--- START Task material ---
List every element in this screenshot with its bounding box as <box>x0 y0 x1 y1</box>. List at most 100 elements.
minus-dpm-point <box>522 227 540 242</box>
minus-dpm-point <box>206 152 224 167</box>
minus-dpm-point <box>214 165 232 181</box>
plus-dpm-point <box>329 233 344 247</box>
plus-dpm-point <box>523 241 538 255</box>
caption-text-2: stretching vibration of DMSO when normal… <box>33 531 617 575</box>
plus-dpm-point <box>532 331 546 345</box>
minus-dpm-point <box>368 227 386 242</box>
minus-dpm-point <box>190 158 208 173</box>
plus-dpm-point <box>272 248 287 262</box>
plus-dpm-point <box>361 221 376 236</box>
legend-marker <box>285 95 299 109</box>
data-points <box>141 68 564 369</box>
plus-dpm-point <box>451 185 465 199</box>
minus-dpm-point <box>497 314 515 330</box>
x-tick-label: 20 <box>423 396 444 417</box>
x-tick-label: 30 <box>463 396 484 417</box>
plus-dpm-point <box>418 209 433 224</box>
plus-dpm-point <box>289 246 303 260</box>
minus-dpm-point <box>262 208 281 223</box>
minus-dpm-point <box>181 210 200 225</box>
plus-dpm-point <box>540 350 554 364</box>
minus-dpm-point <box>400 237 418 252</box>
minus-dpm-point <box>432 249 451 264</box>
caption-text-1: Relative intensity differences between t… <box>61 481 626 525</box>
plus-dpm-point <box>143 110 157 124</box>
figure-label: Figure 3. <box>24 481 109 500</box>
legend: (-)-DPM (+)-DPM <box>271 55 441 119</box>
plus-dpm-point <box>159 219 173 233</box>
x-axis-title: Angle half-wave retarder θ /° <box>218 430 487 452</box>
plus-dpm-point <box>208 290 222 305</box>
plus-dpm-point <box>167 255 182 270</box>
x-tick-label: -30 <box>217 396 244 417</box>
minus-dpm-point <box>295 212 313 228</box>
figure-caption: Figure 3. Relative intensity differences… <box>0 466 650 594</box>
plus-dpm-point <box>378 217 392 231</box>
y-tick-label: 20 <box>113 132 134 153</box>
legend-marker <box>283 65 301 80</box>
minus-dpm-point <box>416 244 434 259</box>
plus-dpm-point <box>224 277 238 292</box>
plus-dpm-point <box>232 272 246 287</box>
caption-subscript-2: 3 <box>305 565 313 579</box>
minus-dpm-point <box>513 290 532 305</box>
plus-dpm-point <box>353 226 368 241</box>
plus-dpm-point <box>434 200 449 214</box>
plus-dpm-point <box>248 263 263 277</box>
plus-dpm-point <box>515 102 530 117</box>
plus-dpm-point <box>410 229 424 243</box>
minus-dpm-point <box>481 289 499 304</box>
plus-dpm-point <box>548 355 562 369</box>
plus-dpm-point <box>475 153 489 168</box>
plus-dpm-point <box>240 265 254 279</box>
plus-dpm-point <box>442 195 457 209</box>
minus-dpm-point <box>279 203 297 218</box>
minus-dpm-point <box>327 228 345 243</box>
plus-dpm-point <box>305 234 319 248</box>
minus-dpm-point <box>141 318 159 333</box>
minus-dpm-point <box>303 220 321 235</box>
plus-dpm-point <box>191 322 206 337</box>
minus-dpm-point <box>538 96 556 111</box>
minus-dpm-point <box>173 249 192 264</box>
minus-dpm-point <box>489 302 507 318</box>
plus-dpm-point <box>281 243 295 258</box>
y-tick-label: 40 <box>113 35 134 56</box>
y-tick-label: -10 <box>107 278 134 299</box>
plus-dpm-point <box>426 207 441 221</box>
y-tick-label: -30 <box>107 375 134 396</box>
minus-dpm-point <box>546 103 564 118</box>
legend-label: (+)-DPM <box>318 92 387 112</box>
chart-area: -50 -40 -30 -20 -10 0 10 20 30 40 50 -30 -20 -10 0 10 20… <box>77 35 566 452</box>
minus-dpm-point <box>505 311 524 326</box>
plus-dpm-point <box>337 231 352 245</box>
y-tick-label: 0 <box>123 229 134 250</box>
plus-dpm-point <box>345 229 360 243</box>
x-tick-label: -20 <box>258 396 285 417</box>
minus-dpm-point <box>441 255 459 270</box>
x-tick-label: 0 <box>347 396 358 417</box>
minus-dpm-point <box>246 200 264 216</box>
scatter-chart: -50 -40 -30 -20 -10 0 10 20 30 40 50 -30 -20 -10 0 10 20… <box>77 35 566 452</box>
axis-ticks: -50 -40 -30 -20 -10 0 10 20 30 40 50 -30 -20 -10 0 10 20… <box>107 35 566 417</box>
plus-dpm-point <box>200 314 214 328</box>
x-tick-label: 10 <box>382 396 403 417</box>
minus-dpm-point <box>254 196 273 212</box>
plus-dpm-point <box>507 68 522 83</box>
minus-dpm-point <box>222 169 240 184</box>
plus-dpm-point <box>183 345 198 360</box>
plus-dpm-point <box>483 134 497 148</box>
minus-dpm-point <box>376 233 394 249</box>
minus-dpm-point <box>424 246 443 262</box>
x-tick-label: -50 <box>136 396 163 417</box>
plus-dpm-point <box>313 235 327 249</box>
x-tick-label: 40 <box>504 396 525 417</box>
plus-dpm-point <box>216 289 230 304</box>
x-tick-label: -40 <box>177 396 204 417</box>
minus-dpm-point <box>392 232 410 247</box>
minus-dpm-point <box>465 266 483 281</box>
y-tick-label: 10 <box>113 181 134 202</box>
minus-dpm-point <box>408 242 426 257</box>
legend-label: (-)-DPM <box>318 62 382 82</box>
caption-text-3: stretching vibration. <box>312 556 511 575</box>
--- END Task material ---
Print all of the data above again, line for line, with no changes.

List every element in this screenshot with its bounding box as <box>x0 y0 x1 y1</box>. List at most 100 elements.
minus-dpm-point <box>522 227 540 242</box>
minus-dpm-point <box>206 152 224 167</box>
minus-dpm-point <box>214 165 232 181</box>
plus-dpm-point <box>329 233 344 247</box>
plus-dpm-point <box>523 241 538 255</box>
caption-text-2: stretching vibration of DMSO when normal… <box>33 531 617 575</box>
plus-dpm-point <box>532 331 546 345</box>
minus-dpm-point <box>368 227 386 242</box>
minus-dpm-point <box>190 158 208 173</box>
plus-dpm-point <box>272 248 287 262</box>
plus-dpm-point <box>361 221 376 236</box>
legend-marker <box>285 95 299 109</box>
data-points <box>141 68 564 369</box>
plus-dpm-point <box>451 185 465 199</box>
minus-dpm-point <box>497 314 515 330</box>
x-tick-label: 20 <box>423 396 444 417</box>
x-tick-label: 30 <box>463 396 484 417</box>
plus-dpm-point <box>418 209 433 224</box>
plus-dpm-point <box>289 246 303 260</box>
minus-dpm-point <box>262 208 281 223</box>
minus-dpm-point <box>181 210 200 225</box>
plus-dpm-point <box>540 350 554 364</box>
minus-dpm-point <box>400 237 418 252</box>
minus-dpm-point <box>432 249 451 264</box>
caption-text-1: Relative intensity differences between t… <box>61 481 626 525</box>
plus-dpm-point <box>143 110 157 124</box>
figure-label: Figure 3. <box>24 481 109 500</box>
legend: (-)-DPM (+)-DPM <box>271 55 441 119</box>
plus-dpm-point <box>159 219 173 233</box>
x-axis-title: Angle half-wave retarder θ /° <box>218 430 487 452</box>
plus-dpm-point <box>208 290 222 305</box>
plus-dpm-point <box>167 255 182 270</box>
x-tick-label: -30 <box>217 396 244 417</box>
minus-dpm-point <box>295 212 313 228</box>
figure-caption: Figure 3. Relative intensity differences… <box>0 466 650 594</box>
plus-dpm-point <box>378 217 392 231</box>
y-tick-label: 20 <box>113 132 134 153</box>
legend-marker <box>283 65 301 80</box>
minus-dpm-point <box>416 244 434 259</box>
plus-dpm-point <box>224 277 238 292</box>
plus-dpm-point <box>232 272 246 287</box>
caption-subscript-2: 3 <box>305 565 313 579</box>
minus-dpm-point <box>513 290 532 305</box>
plus-dpm-point <box>353 226 368 241</box>
plus-dpm-point <box>434 200 449 214</box>
plus-dpm-point <box>248 263 263 277</box>
plus-dpm-point <box>515 102 530 117</box>
plus-dpm-point <box>410 229 424 243</box>
minus-dpm-point <box>481 289 499 304</box>
plus-dpm-point <box>548 355 562 369</box>
plus-dpm-point <box>475 153 489 168</box>
plus-dpm-point <box>240 265 254 279</box>
plus-dpm-point <box>442 195 457 209</box>
minus-dpm-point <box>279 203 297 218</box>
minus-dpm-point <box>327 228 345 243</box>
plus-dpm-point <box>305 234 319 248</box>
minus-dpm-point <box>141 318 159 333</box>
minus-dpm-point <box>303 220 321 235</box>
plus-dpm-point <box>191 322 206 337</box>
minus-dpm-point <box>538 96 556 111</box>
minus-dpm-point <box>173 249 192 264</box>
minus-dpm-point <box>489 302 507 318</box>
plus-dpm-point <box>281 243 295 258</box>
y-tick-label: 40 <box>113 35 134 56</box>
y-tick-label: -10 <box>107 278 134 299</box>
plus-dpm-point <box>426 207 441 221</box>
y-tick-label: -30 <box>107 375 134 396</box>
minus-dpm-point <box>546 103 564 118</box>
legend-label: (+)-DPM <box>318 92 387 112</box>
chart-area: -50 -40 -30 -20 -10 0 10 20 30 40 50 -30 -20 -10 0 10 20… <box>77 35 566 452</box>
minus-dpm-point <box>505 311 524 326</box>
plus-dpm-point <box>337 231 352 245</box>
y-tick-label: 0 <box>123 229 134 250</box>
plus-dpm-point <box>345 229 360 243</box>
x-tick-label: -20 <box>258 396 285 417</box>
minus-dpm-point <box>441 255 459 270</box>
x-tick-label: 0 <box>347 396 358 417</box>
minus-dpm-point <box>246 200 264 216</box>
scatter-chart: -50 -40 -30 -20 -10 0 10 20 30 40 50 -30 -20 -10 0 10 20… <box>77 35 566 452</box>
axis-ticks: -50 -40 -30 -20 -10 0 10 20 30 40 50 -30 -20 -10 0 10 20… <box>107 35 566 417</box>
plus-dpm-point <box>200 314 214 328</box>
x-tick-label: 10 <box>382 396 403 417</box>
minus-dpm-point <box>254 196 273 212</box>
plus-dpm-point <box>507 68 522 83</box>
minus-dpm-point <box>222 169 240 184</box>
plus-dpm-point <box>183 345 198 360</box>
plus-dpm-point <box>483 134 497 148</box>
minus-dpm-point <box>376 233 394 249</box>
minus-dpm-point <box>424 246 443 262</box>
x-tick-label: -50 <box>136 396 163 417</box>
plus-dpm-point <box>313 235 327 249</box>
x-tick-label: 40 <box>504 396 525 417</box>
plus-dpm-point <box>216 289 230 304</box>
x-tick-label: -40 <box>177 396 204 417</box>
minus-dpm-point <box>392 232 410 247</box>
minus-dpm-point <box>465 266 483 281</box>
y-tick-label: 10 <box>113 181 134 202</box>
minus-dpm-point <box>408 242 426 257</box>
legend-label: (-)-DPM <box>318 62 382 82</box>
caption-text-3: stretching vibration. <box>312 556 511 575</box>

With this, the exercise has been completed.